- [RECORDS]:

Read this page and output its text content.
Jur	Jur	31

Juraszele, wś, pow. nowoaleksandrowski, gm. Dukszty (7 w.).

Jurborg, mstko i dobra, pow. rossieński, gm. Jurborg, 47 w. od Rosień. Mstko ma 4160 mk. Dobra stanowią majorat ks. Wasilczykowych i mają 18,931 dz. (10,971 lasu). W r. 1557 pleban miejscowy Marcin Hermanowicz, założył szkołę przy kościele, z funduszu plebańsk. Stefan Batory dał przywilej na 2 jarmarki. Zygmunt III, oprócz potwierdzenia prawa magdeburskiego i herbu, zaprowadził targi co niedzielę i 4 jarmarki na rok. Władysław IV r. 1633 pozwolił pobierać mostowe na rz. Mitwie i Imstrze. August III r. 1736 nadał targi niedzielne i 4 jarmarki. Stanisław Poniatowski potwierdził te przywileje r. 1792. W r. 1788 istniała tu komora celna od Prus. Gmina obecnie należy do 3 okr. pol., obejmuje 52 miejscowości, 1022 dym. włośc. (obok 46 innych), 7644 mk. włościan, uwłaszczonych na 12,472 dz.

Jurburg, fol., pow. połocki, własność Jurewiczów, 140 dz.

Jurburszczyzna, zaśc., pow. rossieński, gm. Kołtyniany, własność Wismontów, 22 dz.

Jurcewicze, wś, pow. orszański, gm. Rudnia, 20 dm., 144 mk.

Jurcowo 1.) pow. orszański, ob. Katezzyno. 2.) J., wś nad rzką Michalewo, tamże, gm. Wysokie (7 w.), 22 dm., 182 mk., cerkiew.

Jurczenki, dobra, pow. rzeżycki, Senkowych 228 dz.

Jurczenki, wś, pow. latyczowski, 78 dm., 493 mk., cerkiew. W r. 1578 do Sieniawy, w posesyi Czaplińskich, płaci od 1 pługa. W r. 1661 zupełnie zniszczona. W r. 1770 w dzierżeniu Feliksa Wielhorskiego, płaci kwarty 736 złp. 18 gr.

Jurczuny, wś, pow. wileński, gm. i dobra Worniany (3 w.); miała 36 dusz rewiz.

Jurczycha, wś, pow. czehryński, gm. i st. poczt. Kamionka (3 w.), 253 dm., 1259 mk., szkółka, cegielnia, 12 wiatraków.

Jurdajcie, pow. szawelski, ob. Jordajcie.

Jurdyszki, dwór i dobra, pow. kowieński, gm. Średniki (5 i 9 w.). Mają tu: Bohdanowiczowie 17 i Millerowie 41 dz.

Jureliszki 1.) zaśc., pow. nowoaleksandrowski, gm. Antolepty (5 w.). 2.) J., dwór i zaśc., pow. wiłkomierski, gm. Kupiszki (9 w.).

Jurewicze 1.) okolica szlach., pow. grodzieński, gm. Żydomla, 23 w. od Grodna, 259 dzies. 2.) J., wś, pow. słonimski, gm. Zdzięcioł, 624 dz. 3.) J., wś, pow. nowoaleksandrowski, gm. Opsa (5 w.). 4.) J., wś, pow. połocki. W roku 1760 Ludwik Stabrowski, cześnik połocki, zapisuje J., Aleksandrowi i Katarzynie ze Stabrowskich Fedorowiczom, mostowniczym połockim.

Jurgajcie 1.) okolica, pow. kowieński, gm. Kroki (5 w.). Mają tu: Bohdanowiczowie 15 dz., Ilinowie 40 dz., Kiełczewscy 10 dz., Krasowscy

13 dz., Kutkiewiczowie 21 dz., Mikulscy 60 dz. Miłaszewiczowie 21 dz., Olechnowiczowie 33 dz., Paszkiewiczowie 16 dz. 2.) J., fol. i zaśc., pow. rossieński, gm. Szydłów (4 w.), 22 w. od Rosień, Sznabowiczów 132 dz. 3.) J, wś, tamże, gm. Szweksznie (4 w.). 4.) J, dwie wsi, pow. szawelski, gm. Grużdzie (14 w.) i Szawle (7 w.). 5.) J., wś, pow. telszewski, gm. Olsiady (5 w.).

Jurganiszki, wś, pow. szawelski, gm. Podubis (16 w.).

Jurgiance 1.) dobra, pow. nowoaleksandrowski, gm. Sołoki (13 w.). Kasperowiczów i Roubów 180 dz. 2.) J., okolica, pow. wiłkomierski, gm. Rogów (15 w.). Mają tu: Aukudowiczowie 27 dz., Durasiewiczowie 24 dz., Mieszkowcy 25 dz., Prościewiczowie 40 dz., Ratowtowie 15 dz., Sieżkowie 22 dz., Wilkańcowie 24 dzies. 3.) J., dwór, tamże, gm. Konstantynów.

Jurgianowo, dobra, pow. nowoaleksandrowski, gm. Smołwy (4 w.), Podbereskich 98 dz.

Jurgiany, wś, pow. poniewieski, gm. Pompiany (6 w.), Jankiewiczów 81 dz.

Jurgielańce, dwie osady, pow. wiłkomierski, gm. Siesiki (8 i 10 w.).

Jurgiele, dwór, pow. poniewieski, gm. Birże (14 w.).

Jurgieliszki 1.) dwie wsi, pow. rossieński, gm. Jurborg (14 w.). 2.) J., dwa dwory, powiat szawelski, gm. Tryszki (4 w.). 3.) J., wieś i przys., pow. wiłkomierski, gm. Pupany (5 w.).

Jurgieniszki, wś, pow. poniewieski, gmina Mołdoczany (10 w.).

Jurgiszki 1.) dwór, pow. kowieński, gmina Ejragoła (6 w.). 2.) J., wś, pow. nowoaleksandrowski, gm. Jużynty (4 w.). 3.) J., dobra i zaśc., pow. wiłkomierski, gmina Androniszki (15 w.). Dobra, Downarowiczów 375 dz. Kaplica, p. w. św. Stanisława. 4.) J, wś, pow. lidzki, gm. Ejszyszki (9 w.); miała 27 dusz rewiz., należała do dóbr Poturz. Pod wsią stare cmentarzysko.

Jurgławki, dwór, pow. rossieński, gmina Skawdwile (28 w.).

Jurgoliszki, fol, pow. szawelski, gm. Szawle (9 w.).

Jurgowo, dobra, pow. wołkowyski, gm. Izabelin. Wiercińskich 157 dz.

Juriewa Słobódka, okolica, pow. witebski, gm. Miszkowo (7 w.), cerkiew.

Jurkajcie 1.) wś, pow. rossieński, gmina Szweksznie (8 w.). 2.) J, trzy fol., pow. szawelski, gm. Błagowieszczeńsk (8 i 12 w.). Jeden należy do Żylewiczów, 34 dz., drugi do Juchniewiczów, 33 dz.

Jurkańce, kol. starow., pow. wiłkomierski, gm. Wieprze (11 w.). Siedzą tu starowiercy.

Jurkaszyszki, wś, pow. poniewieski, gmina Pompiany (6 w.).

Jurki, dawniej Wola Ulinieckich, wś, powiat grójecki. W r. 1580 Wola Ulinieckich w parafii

- [WHAT IS NEEDED]: Please give back all of the records exactly as written.

- [REPLY TO THE EXERCISE]:
Read this page and output its text content.
Jur	Jur	31

Juraszele, wś, pow. nowoaleksandrowski, gm. Dukszty (7 w.).

Jurborg, mstko i dobra, pow. rossieński, gm. Jurborg, 47 w. od Rosień. Mstko ma 4160 mk. Dobra stanowią majorat ks. Wasilczykowych i mają 18,931 dz. (10,971 lasu). W r. 1557 pleban miejscowy Marcin Hermanowicz, założył szkołę przy kościele, z funduszu plebańsk. Stefan Batory dał przywilej na 2 jarmarki. Zygmunt III, oprócz potwierdzenia prawa magdeburskiego i herbu, zaprowadził targi co niedzielę i 4 jarmarki na rok. Władysław IV r. 1633 pozwolił pobierać mostowe na rz. Mitwie i Imstrze. August III r. 1736 nadał targi niedzielne i 4 jarmarki. Stanisław Poniatowski potwierdził te przywileje r. 1792. W r. 1788 istniała tu komora celna od Prus. Gmina obecnie należy do 3 okr. pol., obejmuje 52 miejscowości, 1022 dym. włośc. (obok 46 innych), 7644 mk. włościan, uwłaszczonych na 12,472 dz.

Jurburg, fol., pow. połocki, własność Jurewiczów, 140 dz.

Jurburszczyzna, zaśc., pow. rossieński, gm. Kołtyniany, własność Wismontów, 22 dz.

Jurcewicze, wś, pow. orszański, gm. Rudnia, 20 dm., 144 mk.

Jurcowo 1.) pow. orszański, ob. Katezzyno. 2.) J., wś nad rzką Michalewo, tamże, gm. Wysokie (7 w.), 22 dm., 182 mk., cerkiew.

Jurczenki, dobra, pow. rzeżycki, Senkowych 228 dz.

Jurczenki, wś, pow. latyczowski, 78 dm., 493 mk., cerkiew. W r. 1578 do Sieniawy, w posesyi Czaplińskich, płaci od 1 pługa. W r. 1661 zupełnie zniszczona. W r. 1770 w dzierżeniu Feliksa Wielhorskiego, płaci kwarty 736 złp. 18 gr.

Jurczuny, wś, pow. wileński, gm. i dobra Worniany (3 w.); miała 36 dusz rewiz.

Jurczycha, wś, pow. czehryński, gm. i st. poczt. Kamionka (3 w.), 253 dm., 1259 mk., szkółka, cegielnia, 12 wiatraków.

Jurdajcie, pow. szawelski, ob. Jordajcie.

Jurdyszki, dwór i dobra, pow. kowieński, gm. Średniki (5 i 9 w.). Mają tu: Bohdanowiczowie 17 i Millerowie 41 dz.

Jureliszki 1.) zaśc., pow. nowoaleksandrowski, gm. Antolepty (5 w.). 2.) J., dwór i zaśc., pow. wiłkomierski, gm. Kupiszki (9 w.).

Jurewicze 1.) okolica szlach., pow. grodzieński, gm. Żydomla, 23 w. od Grodna, 259 dzies. 2.) J., wś, pow. słonimski, gm. Zdzięcioł, 624 dz. 3.) J., wś, pow. nowoaleksandrowski, gm. Opsa (5 w.). 4.) J., wś, pow. połocki. W roku 1760 Ludwik Stabrowski, cześnik połocki, zapisuje J., Aleksandrowi i Katarzynie ze Stabrowskich Fedorowiczom, mostowniczym połockim.

Jurgajcie 1.) okolica, pow. kowieński, gm. Kroki (5 w.). Mają tu: Bohdanowiczowie 15 dz., Ilinowie 40 dz., Kiełczewscy 10 dz., Krasowscy

13 dz., Kutkiewiczowie 21 dz., Mikulscy 60 dz. Miłaszewiczowie 21 dz., Olechnowiczowie 33 dz., Paszkiewiczowie 16 dz. 2.) J., fol. i zaśc., pow. rossieński, gm. Szydłów (4 w.), 22 w. od Rosień, Sznabowiczów 132 dz. 3.) J, wś, tamże, gm. Szweksznie (4 w.). 4.) J, dwie wsi, pow. szawelski, gm. Grużdzie (14 w.) i Szawle (7 w.). 5.) J., wś, pow. telszewski, gm. Olsiady (5 w.).

Jurganiszki, wś, pow. szawelski, gm. Podubis (16 w.).

Jurgiance 1.) dobra, pow. nowoaleksandrowski, gm. Sołoki (13 w.). Kasperowiczów i Roubów 180 dz. 2.) J., okolica, pow. wiłkomierski, gm. Rogów (15 w.). Mają tu: Aukudowiczowie 27 dz., Durasiewiczowie 24 dz., Mieszkowcy 25 dz., Prościewiczowie 40 dz., Ratowtowie 15 dz., Sieżkowie 22 dz., Wilkańcowie 24 dzies. 3.) J., dwór, tamże, gm. Konstantynów.

Jurgianowo, dobra, pow. nowoaleksandrowski, gm. Smołwy (4 w.), Podbereskich 98 dz.

Jurgiany, wś, pow. poniewieski, gm. Pompiany (6 w.), Jankiewiczów 81 dz.

Jurgielańce, dwie osady, pow. wiłkomierski, gm. Siesiki (8 i 10 w.).

Jurgiele, dwór, pow. poniewieski, gm. Birże (14 w.).

Jurgieliszki 1.) dwie wsi, pow. rossieński, gm. Jurborg (14 w.). 2.) J., dwa dwory, powiat szawelski, gm. Tryszki (4 w.). 3.) J., wieś i przys., pow. wiłkomierski, gm. Pupany (5 w.).

Jurgieniszki, wś, pow. poniewieski, gmina Mołdoczany (10 w.).

Jurgiszki 1.) dwór, pow. kowieński, gmina Ejragoła (6 w.). 2.) J., wś, pow. nowoaleksandrowski, gm. Jużynty (4 w.). 3.) J., dobra i zaśc., pow. wiłkomierski, gmina Androniszki (15 w.). Dobra, Downarowiczów 375 dz. Kaplica, p. w. św. Stanisława. 4.) J, wś, pow. lidzki, gm. Ejszyszki (9 w.); miała 27 dusz rewiz., należała do dóbr Poturz. Pod wsią stare cmentarzysko.

Jurgławki, dwór, pow. rossieński, gmina Skawdwile (28 w.).

Jurgoliszki, fol, pow. szawelski, gm. Szawle (9 w.).

Jurgowo, dobra, pow. wołkowyski, gm. Izabelin. Wiercińskich 157 dz.

Juriewa Słobódka, okolica, pow. witebski, gm. Miszkowo (7 w.), cerkiew.

Jurkajcie 1.) wś, pow. rossieński, gmina Szweksznie (8 w.). 2.) J, trzy fol., pow. szawelski, gm. Błagowieszczeńsk (8 i 12 w.). Jeden należy do Żylewiczów, 34 dz., drugi do Juchniewiczów, 33 dz.

Jurkańce, kol. starow., pow. wiłkomierski, gm. Wieprze (11 w.). Siedzą tu starowiercy.

Jurkaszyszki, wś, pow. poniewieski, gmina Pompiany (6 w.).

Jurki, dawniej Wola Ulinieckich, wś, powiat grójecki. W r. 1580 Wola Ulinieckich w parafii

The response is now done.